** START OF Data in this exercise **
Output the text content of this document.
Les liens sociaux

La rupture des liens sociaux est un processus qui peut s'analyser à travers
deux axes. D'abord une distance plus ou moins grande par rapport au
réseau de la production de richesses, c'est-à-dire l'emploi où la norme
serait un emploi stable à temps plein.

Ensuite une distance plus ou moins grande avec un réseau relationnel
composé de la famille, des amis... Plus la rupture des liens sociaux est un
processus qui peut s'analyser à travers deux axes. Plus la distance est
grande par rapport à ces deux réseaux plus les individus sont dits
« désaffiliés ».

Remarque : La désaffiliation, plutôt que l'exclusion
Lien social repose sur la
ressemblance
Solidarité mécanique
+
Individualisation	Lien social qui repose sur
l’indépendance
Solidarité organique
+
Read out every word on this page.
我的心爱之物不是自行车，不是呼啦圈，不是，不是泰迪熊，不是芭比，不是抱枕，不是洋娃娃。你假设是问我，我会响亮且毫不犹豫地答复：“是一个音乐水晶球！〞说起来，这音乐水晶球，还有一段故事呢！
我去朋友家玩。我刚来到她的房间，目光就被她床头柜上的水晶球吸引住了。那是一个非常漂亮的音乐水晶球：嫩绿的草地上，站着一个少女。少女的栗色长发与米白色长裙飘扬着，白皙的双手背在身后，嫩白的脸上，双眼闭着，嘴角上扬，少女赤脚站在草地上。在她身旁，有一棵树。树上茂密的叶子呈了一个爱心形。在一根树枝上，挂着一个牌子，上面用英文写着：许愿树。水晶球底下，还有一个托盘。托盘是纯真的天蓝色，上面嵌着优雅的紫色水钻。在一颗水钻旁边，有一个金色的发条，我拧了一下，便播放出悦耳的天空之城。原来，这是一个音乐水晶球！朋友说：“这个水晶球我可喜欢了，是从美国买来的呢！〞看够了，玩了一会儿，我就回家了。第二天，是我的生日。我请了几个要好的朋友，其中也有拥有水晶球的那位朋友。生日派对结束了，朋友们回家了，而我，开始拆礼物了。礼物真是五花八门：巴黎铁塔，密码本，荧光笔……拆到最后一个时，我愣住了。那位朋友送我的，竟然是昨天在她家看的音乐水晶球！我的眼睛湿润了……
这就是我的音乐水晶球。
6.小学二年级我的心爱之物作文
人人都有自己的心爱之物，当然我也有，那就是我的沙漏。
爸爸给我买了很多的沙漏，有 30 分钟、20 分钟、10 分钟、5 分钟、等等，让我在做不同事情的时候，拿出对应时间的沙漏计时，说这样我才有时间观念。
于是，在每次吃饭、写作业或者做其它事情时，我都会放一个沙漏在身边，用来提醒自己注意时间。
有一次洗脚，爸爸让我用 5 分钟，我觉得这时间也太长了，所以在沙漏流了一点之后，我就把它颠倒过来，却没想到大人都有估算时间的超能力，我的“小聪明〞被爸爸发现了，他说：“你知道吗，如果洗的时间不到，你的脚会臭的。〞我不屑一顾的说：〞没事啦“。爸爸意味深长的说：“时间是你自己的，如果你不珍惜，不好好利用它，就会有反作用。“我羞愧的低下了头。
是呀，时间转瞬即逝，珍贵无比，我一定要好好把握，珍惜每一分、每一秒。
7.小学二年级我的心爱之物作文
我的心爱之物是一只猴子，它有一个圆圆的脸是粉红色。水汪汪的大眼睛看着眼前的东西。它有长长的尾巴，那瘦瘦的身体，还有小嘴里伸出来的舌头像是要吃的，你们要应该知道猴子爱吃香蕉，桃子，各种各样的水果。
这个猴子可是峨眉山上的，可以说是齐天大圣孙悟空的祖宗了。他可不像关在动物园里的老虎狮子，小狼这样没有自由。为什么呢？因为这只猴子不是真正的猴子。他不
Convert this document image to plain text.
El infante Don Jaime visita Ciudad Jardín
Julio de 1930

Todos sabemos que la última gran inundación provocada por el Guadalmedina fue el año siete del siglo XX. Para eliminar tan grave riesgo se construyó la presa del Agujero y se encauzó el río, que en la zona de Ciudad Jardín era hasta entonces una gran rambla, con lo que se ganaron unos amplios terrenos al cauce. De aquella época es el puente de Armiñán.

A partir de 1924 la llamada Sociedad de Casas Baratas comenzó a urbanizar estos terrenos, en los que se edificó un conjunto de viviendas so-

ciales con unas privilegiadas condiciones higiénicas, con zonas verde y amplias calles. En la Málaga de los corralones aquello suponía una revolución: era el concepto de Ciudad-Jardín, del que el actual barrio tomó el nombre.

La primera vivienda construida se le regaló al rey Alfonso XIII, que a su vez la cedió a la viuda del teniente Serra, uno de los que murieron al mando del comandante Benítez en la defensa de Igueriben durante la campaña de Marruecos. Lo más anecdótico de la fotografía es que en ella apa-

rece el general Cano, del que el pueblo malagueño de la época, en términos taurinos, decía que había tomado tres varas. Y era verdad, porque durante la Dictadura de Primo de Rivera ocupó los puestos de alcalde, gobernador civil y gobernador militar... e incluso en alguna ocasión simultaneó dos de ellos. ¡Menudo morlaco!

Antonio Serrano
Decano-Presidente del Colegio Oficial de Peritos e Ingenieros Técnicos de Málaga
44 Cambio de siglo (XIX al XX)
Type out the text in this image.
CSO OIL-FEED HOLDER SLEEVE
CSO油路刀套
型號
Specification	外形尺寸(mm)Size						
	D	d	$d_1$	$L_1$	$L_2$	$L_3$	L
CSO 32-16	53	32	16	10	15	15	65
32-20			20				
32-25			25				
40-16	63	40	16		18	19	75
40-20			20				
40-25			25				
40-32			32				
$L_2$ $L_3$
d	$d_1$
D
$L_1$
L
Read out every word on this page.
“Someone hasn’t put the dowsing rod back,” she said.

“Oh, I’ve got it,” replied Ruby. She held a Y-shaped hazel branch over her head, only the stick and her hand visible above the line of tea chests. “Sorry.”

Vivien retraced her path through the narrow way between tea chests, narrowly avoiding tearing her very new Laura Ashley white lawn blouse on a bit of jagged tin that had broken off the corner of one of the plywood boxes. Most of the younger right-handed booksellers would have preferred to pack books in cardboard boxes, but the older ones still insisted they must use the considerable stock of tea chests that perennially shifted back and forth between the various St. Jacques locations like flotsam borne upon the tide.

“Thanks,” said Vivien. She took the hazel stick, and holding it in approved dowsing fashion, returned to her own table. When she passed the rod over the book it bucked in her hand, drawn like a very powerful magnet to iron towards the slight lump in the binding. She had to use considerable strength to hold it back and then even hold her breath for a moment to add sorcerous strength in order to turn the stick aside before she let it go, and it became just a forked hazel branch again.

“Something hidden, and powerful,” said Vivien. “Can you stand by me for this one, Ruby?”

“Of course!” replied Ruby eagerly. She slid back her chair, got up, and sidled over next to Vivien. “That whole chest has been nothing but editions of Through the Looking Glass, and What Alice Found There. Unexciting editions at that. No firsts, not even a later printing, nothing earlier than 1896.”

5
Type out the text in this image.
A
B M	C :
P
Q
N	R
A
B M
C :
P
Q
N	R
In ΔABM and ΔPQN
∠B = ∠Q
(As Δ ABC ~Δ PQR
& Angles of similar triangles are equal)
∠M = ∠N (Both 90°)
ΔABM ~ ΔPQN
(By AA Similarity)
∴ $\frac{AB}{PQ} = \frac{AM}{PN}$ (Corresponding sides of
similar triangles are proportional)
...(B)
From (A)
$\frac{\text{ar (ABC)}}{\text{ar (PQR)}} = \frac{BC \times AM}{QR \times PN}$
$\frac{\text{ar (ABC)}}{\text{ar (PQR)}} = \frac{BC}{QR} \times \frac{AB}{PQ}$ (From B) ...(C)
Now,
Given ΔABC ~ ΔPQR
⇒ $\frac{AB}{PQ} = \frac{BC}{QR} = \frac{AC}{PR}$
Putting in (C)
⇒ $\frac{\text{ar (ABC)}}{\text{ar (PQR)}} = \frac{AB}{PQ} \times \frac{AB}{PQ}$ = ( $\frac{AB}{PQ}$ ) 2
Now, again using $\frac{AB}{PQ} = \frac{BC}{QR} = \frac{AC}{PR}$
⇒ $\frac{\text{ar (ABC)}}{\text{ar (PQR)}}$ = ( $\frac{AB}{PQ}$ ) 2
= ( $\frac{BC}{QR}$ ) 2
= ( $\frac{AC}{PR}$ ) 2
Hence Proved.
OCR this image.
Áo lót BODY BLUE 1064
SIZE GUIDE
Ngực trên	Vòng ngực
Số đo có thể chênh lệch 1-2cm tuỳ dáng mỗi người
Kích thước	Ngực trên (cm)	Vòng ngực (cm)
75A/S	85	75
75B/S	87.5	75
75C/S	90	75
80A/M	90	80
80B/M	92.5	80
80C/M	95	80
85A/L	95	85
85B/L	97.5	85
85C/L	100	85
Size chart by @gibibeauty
** END OF Data in this exercise **
Where a line in the entries holds "repose", copy that line.

Lien social repose sur la
Individualisation	Lien social qui repose sur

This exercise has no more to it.